→ **WRITTEN EXERCISE**
Where a line contains the word "gestion", copy that line.

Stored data

START

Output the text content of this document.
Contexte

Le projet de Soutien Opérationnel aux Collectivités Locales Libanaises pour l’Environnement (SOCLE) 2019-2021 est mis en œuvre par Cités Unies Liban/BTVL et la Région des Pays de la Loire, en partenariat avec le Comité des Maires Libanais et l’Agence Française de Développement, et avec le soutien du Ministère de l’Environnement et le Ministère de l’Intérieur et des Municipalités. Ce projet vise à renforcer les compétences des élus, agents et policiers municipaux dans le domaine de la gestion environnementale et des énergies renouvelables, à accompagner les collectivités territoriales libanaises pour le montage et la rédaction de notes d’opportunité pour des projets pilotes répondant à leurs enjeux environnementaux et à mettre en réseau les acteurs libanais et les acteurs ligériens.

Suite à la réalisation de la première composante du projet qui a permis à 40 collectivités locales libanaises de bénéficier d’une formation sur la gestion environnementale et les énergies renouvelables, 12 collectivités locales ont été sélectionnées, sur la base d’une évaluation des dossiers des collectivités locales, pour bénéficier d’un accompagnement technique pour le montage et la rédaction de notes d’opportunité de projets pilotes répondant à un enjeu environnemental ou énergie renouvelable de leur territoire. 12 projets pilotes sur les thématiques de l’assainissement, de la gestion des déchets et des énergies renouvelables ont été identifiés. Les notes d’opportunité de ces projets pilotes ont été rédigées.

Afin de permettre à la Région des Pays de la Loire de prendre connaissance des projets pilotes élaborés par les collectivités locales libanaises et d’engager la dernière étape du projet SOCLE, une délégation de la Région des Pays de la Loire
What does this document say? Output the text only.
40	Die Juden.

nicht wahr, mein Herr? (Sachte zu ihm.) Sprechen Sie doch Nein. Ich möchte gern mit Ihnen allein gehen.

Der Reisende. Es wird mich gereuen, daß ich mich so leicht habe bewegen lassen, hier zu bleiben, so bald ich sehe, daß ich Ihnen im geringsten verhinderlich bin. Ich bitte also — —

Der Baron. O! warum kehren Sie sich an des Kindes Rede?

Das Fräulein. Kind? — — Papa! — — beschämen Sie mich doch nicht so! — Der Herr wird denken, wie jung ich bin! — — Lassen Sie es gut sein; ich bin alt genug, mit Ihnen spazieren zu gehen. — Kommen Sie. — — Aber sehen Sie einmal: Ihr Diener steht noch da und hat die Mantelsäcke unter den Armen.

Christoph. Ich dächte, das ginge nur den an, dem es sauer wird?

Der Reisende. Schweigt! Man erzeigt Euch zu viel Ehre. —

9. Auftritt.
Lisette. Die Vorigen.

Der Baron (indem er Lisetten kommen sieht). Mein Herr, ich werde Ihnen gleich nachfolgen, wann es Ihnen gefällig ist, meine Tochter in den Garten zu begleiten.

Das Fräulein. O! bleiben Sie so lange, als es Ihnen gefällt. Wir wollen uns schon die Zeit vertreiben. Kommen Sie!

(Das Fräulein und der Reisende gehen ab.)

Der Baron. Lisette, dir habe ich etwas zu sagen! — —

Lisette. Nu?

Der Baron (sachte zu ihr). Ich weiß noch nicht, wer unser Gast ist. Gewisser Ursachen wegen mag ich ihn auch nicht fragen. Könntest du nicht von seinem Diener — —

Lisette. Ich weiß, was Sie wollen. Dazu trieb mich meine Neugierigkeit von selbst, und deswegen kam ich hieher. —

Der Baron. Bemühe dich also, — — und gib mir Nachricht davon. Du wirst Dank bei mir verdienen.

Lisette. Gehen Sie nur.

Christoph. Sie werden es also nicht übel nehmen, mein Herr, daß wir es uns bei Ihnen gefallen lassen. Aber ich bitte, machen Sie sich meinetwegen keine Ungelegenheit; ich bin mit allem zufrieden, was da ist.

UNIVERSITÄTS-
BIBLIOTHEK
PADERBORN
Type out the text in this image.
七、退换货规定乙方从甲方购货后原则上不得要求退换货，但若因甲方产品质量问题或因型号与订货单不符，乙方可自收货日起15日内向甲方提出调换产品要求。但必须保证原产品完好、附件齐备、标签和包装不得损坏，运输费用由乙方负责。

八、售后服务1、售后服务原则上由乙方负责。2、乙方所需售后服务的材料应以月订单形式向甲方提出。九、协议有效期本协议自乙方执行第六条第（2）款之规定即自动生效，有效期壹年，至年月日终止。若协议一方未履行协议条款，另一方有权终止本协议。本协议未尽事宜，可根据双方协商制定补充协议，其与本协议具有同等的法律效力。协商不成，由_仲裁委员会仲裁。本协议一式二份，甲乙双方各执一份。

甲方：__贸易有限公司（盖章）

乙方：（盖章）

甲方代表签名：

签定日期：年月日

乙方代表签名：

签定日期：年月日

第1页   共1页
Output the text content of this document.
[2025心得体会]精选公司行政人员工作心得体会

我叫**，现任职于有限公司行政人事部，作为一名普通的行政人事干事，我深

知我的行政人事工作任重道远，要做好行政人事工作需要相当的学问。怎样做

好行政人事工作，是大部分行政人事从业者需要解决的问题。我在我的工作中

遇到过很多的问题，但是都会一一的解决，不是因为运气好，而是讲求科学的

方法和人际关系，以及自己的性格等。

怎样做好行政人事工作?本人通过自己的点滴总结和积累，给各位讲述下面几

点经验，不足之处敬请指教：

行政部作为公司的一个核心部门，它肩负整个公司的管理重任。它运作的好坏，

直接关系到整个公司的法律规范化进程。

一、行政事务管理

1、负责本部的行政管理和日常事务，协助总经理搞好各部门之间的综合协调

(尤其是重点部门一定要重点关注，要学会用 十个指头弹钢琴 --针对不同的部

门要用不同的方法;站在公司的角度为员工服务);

END

→ **EXERCISE RESPONSE**
Le projet de Soutien Opérationnel aux Collectivités Locales Libanaises pour l’Environnement (SOCLE) 2019-2021 est mis en œuvre par Cités Unies Liban/BTVL et la Région des Pays de la Loire, en partenariat avec le Comité des Maires Libanais et l’Agence Française de Développement, et avec le soutien du Ministère de l’Environnement et le Ministère de l’Intérieur et des Municipalités. Ce projet vise à renforcer les compétences des élus, agents et policiers municipaux dans le domaine de la gestion environnementale et des énergies renouvelables, à accompagner les collectivités territoriales libanaises pour le montage et la rédaction de notes d’opportunité pour des projets pilotes répondant à leurs enjeux environnementaux et à mettre en réseau les acteurs libanais et les acteurs ligériens.
Suite à la réalisation de la première composante du projet qui a permis à 40 collectivités locales libanaises de bénéficier d’une formation sur la gestion environnementale et les énergies renouvelables, 12 collectivités locales ont été sélectionnées, sur la base d’une évaluation des dossiers des collectivités locales, pour bénéficier d’un accompagnement technique pour le montage et la rédaction de notes d’opportunité de projets pilotes répondant à un enjeu environnemental ou énergie renouvelable de leur territoire. 12 projets pilotes sur les thématiques de l’assainissement, de la gestion des déchets et des énergies renouvelables ont été identifiés. Les notes d’opportunité de ces projets pilotes ont été rédigées.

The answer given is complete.